Task details: Output the entries verbatim, including every line.

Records
--- begin ---

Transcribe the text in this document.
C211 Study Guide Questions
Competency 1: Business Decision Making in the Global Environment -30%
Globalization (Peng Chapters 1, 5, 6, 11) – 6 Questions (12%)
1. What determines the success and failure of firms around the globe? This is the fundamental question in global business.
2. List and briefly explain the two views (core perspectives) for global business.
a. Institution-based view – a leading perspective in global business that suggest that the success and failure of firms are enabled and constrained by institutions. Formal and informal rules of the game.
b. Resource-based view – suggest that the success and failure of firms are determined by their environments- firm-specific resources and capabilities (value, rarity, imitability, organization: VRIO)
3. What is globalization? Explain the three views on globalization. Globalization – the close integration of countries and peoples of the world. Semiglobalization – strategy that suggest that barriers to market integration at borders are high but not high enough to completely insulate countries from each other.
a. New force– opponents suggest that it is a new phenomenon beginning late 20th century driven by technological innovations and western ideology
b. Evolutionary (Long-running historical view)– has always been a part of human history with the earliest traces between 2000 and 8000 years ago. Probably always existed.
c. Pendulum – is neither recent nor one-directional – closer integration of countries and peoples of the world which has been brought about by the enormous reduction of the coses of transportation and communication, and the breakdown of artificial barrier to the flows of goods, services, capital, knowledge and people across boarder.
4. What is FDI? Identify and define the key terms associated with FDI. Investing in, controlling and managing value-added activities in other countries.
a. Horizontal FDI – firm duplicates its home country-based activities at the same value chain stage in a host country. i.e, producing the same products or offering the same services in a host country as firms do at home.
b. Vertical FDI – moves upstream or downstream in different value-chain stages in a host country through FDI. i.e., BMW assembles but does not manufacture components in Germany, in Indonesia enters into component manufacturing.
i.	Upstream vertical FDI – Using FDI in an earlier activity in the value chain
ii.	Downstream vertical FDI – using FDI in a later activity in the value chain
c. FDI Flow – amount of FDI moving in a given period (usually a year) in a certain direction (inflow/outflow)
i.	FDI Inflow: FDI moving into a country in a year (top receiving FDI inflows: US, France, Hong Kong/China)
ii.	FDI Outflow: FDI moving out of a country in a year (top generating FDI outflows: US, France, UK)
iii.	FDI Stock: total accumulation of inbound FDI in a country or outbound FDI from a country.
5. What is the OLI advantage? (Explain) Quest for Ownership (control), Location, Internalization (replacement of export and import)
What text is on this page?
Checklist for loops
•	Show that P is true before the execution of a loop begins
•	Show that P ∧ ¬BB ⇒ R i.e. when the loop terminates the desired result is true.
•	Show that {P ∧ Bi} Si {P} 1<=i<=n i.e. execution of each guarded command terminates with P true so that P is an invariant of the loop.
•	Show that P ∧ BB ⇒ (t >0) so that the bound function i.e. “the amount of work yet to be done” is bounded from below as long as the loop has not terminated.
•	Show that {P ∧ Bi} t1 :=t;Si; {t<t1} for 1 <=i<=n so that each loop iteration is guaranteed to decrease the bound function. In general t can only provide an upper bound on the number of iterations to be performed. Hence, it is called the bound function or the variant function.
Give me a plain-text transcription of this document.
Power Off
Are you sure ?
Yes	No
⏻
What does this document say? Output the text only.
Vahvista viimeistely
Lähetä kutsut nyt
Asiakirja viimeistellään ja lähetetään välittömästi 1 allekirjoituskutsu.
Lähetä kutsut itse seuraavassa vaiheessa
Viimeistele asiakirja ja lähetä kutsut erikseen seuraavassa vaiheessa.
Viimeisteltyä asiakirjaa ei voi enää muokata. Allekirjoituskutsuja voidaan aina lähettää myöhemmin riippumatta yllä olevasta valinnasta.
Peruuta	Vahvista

--- end ---

Written solution:
Transcribe the text in this document.
C211 Study Guide Questions
Competency 1: Business Decision Making in the Global Environment -30%
Globalization (Peng Chapters 1, 5, 6, 11) – 6 Questions (12%)
1. What determines the success and failure of firms around the globe? This is the fundamental question in global business.
2. List and briefly explain the two views (core perspectives) for global business.
a. Institution-based view – a leading perspective in global business that suggest that the success and failure of firms are enabled and constrained by institutions. Formal and informal rules of the game.
b. Resource-based view – suggest that the success and failure of firms are determined by their environments- firm-specific resources and capabilities (value, rarity, imitability, organization: VRIO)
3. What is globalization? Explain the three views on globalization. Globalization – the close integration of countries and peoples of the world. Semiglobalization – strategy that suggest that barriers to market integration at borders are high but not high enough to completely insulate countries from each other.
a. New force– opponents suggest that it is a new phenomenon beginning late 20th century driven by technological innovations and western ideology
b. Evolutionary (Long-running historical view)– has always been a part of human history with the earliest traces between 2000 and 8000 years ago. Probably always existed.
c. Pendulum – is neither recent nor one-directional – closer integration of countries and peoples of the world which has been brought about by the enormous reduction of the coses of transportation and communication, and the breakdown of artificial barrier to the flows of goods, services, capital, knowledge and people across boarder.
4. What is FDI? Identify and define the key terms associated with FDI. Investing in, controlling and managing value-added activities in other countries.
a. Horizontal FDI – firm duplicates its home country-based activities at the same value chain stage in a host country. i.e, producing the same products or offering the same services in a host country as firms do at home.
b. Vertical FDI – moves upstream or downstream in different value-chain stages in a host country through FDI. i.e., BMW assembles but does not manufacture components in Germany, in Indonesia enters into component manufacturing.
i.	Upstream vertical FDI – Using FDI in an earlier activity in the value chain
ii.	Downstream vertical FDI – using FDI in a later activity in the value chain
c. FDI Flow – amount of FDI moving in a given period (usually a year) in a certain direction (inflow/outflow)
i.	FDI Inflow: FDI moving into a country in a year (top receiving FDI inflows: US, France, Hong Kong/China)
ii.	FDI Outflow: FDI moving out of a country in a year (top generating FDI outflows: US, France, UK)
iii.	FDI Stock: total accumulation of inbound FDI in a country or outbound FDI from a country.
5. What is the OLI advantage? (Explain) Quest for Ownership (control), Location, Internalization (replacement of export and import)
What text is on this page?
Checklist for loops
•	Show that P is true before the execution of a loop begins
•	Show that P ∧ ¬BB ⇒ R i.e. when the loop terminates the desired result is true.
•	Show that {P ∧ Bi} Si {P} 1<=i<=n i.e. execution of each guarded command terminates with P true so that P is an invariant of the loop.
•	Show that P ∧ BB ⇒ (t >0) so that the bound function i.e. “the amount of work yet to be done” is bounded from below as long as the loop has not terminated.
•	Show that {P ∧ Bi} t1 :=t;Si; {t<t1} for 1 <=i<=n so that each loop iteration is guaranteed to decrease the bound function. In general t can only provide an upper bound on the number of iterations to be performed. Hence, it is called the bound function or the variant function.
Give me a plain-text transcription of this document.
Power Off
Are you sure ?
Yes	No
⏻
What does this document say? Output the text only.
Vahvista viimeistely
Lähetä kutsut nyt
Asiakirja viimeistellään ja lähetetään välittömästi 1 allekirjoituskutsu.
Lähetä kutsut itse seuraavassa vaiheessa
Viimeistele asiakirja ja lähetä kutsut erikseen seuraavassa vaiheessa.
Viimeisteltyä asiakirjaa ei voi enää muokata. Allekirjoituskutsuja voidaan aina lähettää myöhemmin riippumatta yllä olevasta valinnasta.
Peruuta	Vahvista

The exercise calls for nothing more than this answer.